Work to be completed – Transcribe all the records exactly and omit any images they hold.
....
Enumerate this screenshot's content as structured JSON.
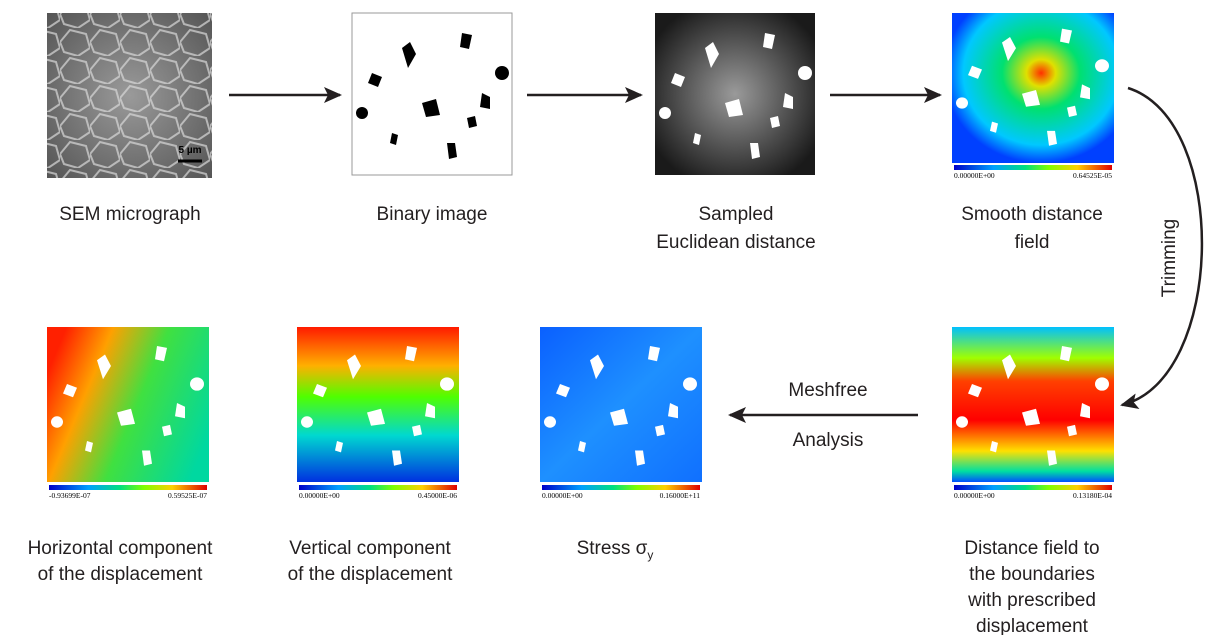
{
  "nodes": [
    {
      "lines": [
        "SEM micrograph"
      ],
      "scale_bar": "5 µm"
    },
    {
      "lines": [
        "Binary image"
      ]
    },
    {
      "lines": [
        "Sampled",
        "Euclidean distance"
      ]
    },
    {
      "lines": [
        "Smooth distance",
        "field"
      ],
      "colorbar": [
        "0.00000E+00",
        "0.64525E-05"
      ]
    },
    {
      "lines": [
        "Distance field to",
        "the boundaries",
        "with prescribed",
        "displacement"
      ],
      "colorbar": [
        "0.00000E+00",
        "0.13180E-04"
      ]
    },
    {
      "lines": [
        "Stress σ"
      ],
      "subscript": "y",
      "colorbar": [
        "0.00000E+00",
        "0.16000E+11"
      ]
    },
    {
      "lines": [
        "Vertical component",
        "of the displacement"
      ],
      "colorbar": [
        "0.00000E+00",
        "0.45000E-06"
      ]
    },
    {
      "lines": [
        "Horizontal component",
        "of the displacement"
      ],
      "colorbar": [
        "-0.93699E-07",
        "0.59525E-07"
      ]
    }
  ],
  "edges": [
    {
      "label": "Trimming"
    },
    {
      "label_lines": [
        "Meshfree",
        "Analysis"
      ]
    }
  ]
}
....
Exercise response –
Enumerate this screenshot's content as structured JSON.
{
  "nodes": [
    {
      "lines": [
        "SEM micrograph"
      ],
      "scale_bar": "5 µm"
    },
    {
      "lines": [
        "Binary image"
      ]
    },
    {
      "lines": [
        "Sampled",
        "Euclidean distance"
      ]
    },
    {
      "lines": [
        "Smooth distance",
        "field"
      ],
      "colorbar": [
        "0.00000E+00",
        "0.64525E-05"
      ]
    },
    {
      "lines": [
        "Distance field to",
        "the boundaries",
        "with prescribed",
        "displacement"
      ],
      "colorbar": [
        "0.00000E+00",
        "0.13180E-04"
      ]
    },
    {
      "lines": [
        "Stress σ"
      ],
      "subscript": "y",
      "colorbar": [
        "0.00000E+00",
        "0.16000E+11"
      ]
    },
    {
      "lines": [
        "Vertical component",
        "of the displacement"
      ],
      "colorbar": [
        "0.00000E+00",
        "0.45000E-06"
      ]
    },
    {
      "lines": [
        "Horizontal component",
        "of the displacement"
      ],
      "colorbar": [
        "-0.93699E-07",
        "0.59525E-07"
      ]
    }
  ],
  "edges": [
    {
      "label": "Trimming"
    },
    {
      "label_lines": [
        "Meshfree",
        "Analysis"
      ]
    }
  ]
}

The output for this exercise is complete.